▶ **The input**
------------------------------------

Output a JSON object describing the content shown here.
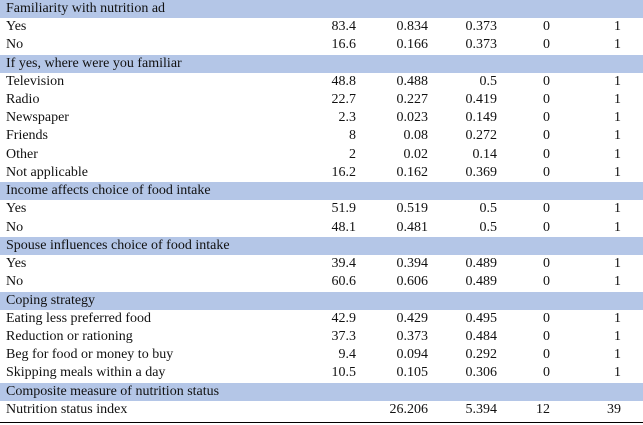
{
  "table": {
    "sections": [
      {
        "title": "Familiarity with nutrition ad",
        "rows": [
          {
            "label": "Yes",
            "pct": "83.4",
            "mean": "0.834",
            "sd": "0.373",
            "min": "0",
            "max": "1"
          },
          {
            "label": "No",
            "pct": "16.6",
            "mean": "0.166",
            "sd": "0.373",
            "min": "0",
            "max": "1"
          }
        ]
      },
      {
        "title": "If yes, where were you familiar",
        "rows": [
          {
            "label": "Television",
            "pct": "48.8",
            "mean": "0.488",
            "sd": "0.5",
            "min": "0",
            "max": "1"
          },
          {
            "label": "Radio",
            "pct": "22.7",
            "mean": "0.227",
            "sd": "0.419",
            "min": "0",
            "max": "1"
          },
          {
            "label": "Newspaper",
            "pct": "2.3",
            "mean": "0.023",
            "sd": "0.149",
            "min": "0",
            "max": "1"
          },
          {
            "label": "Friends",
            "pct": "8",
            "mean": "0.08",
            "sd": "0.272",
            "min": "0",
            "max": "1"
          },
          {
            "label": "Other",
            "pct": "2",
            "mean": "0.02",
            "sd": "0.14",
            "min": "0",
            "max": "1"
          },
          {
            "label": "Not applicable",
            "pct": "16.2",
            "mean": "0.162",
            "sd": "0.369",
            "min": "0",
            "max": "1"
          }
        ]
      },
      {
        "title": "Income affects choice of food intake",
        "rows": [
          {
            "label": "Yes",
            "pct": "51.9",
            "mean": "0.519",
            "sd": "0.5",
            "min": "0",
            "max": "1"
          },
          {
            "label": "No",
            "pct": "48.1",
            "mean": "0.481",
            "sd": "0.5",
            "min": "0",
            "max": "1"
          }
        ]
      },
      {
        "title": "Spouse influences choice of food intake",
        "rows": [
          {
            "label": "Yes",
            "pct": "39.4",
            "mean": "0.394",
            "sd": "0.489",
            "min": "0",
            "max": "1"
          },
          {
            "label": "No",
            "pct": "60.6",
            "mean": "0.606",
            "sd": "0.489",
            "min": "0",
            "max": "1"
          }
        ]
      },
      {
        "title": "Coping strategy",
        "rows": [
          {
            "label": "Eating less preferred food",
            "pct": "42.9",
            "mean": "0.429",
            "sd": "0.495",
            "min": "0",
            "max": "1"
          },
          {
            "label": "Reduction or rationing",
            "pct": "37.3",
            "mean": "0.373",
            "sd": "0.484",
            "min": "0",
            "max": "1"
          },
          {
            "label": "Beg for food or money to buy",
            "pct": "9.4",
            "mean": "0.094",
            "sd": "0.292",
            "min": "0",
            "max": "1"
          },
          {
            "label": "Skipping meals within a day",
            "pct": "10.5",
            "mean": "0.105",
            "sd": "0.306",
            "min": "0",
            "max": "1"
          }
        ]
      },
      {
        "title": "Composite measure of nutrition status",
        "rows": [
          {
            "label": "Nutrition status index",
            "pct": "",
            "mean": "26.206",
            "sd": "5.394",
            "min": "12",
            "max": "39"
          }
        ]
      }
    ],
    "colors": {
      "section_header_bg": "#b4c6e7",
      "text": "#111111",
      "rule": "#000000"
    }
  }
}
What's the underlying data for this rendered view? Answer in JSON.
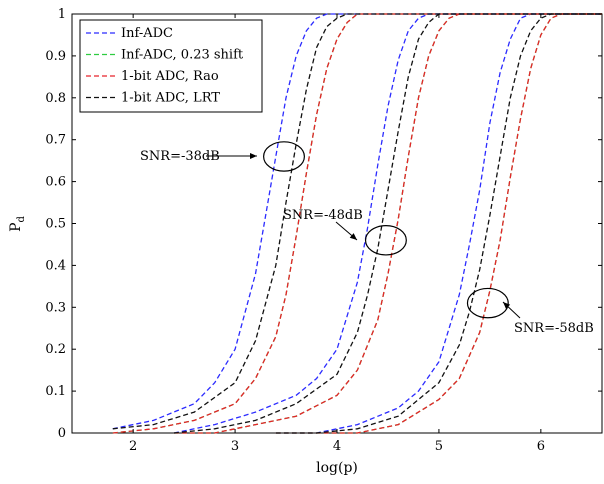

------------------------------------

▶ **Exercise instructions**
Write the entries above out again exactly, but not the pictures.

▶ **Worked solution**
Output a JSON object describing the content shown here.
{
  "table": {
    "sections": [
      {
        "title": "Familiarity with nutrition ad",
        "rows": [
          {
            "label": "Yes",
            "pct": "83.4",
            "mean": "0.834",
            "sd": "0.373",
            "min": "0",
            "max": "1"
          },
          {
            "label": "No",
            "pct": "16.6",
            "mean": "0.166",
            "sd": "0.373",
            "min": "0",
            "max": "1"
          }
        ]
      },
      {
        "title": "If yes, where were you familiar",
        "rows": [
          {
            "label": "Television",
            "pct": "48.8",
            "mean": "0.488",
            "sd": "0.5",
            "min": "0",
            "max": "1"
          },
          {
            "label": "Radio",
            "pct": "22.7",
            "mean": "0.227",
            "sd": "0.419",
            "min": "0",
            "max": "1"
          },
          {
            "label": "Newspaper",
            "pct": "2.3",
            "mean": "0.023",
            "sd": "0.149",
            "min": "0",
            "max": "1"
          },
          {
            "label": "Friends",
            "pct": "8",
            "mean": "0.08",
            "sd": "0.272",
            "min": "0",
            "max": "1"
          },
          {
            "label": "Other",
            "pct": "2",
            "mean": "0.02",
            "sd": "0.14",
            "min": "0",
            "max": "1"
          },
          {
            "label": "Not applicable",
            "pct": "16.2",
            "mean": "0.162",
            "sd": "0.369",
            "min": "0",
            "max": "1"
          }
        ]
      },
      {
        "title": "Income affects choice of food intake",
        "rows": [
          {
            "label": "Yes",
            "pct": "51.9",
            "mean": "0.519",
            "sd": "0.5",
            "min": "0",
            "max": "1"
          },
          {
            "label": "No",
            "pct": "48.1",
            "mean": "0.481",
            "sd": "0.5",
            "min": "0",
            "max": "1"
          }
        ]
      },
      {
        "title": "Spouse influences choice of food intake",
        "rows": [
          {
            "label": "Yes",
            "pct": "39.4",
            "mean": "0.394",
            "sd": "0.489",
            "min": "0",
            "max": "1"
          },
          {
            "label": "No",
            "pct": "60.6",
            "mean": "0.606",
            "sd": "0.489",
            "min": "0",
            "max": "1"
          }
        ]
      },
      {
        "title": "Coping strategy",
        "rows": [
          {
            "label": "Eating less preferred food",
            "pct": "42.9",
            "mean": "0.429",
            "sd": "0.495",
            "min": "0",
            "max": "1"
          },
          {
            "label": "Reduction or rationing",
            "pct": "37.3",
            "mean": "0.373",
            "sd": "0.484",
            "min": "0",
            "max": "1"
          },
          {
            "label": "Beg for food or money to buy",
            "pct": "9.4",
            "mean": "0.094",
            "sd": "0.292",
            "min": "0",
            "max": "1"
          },
          {
            "label": "Skipping meals within a day",
            "pct": "10.5",
            "mean": "0.105",
            "sd": "0.306",
            "min": "0",
            "max": "1"
          }
        ]
      },
      {
        "title": "Composite measure of nutrition status",
        "rows": [
          {
            "label": "Nutrition status index",
            "pct": "",
            "mean": "26.206",
            "sd": "5.394",
            "min": "12",
            "max": "39"
          }
        ]
      }
    ],
    "colors": {
      "section_header_bg": "#b4c6e7",
      "text": "#111111",
      "rule": "#000000"
    }
  }
}
What's the underlying data for this rendered view? Answer in JSON.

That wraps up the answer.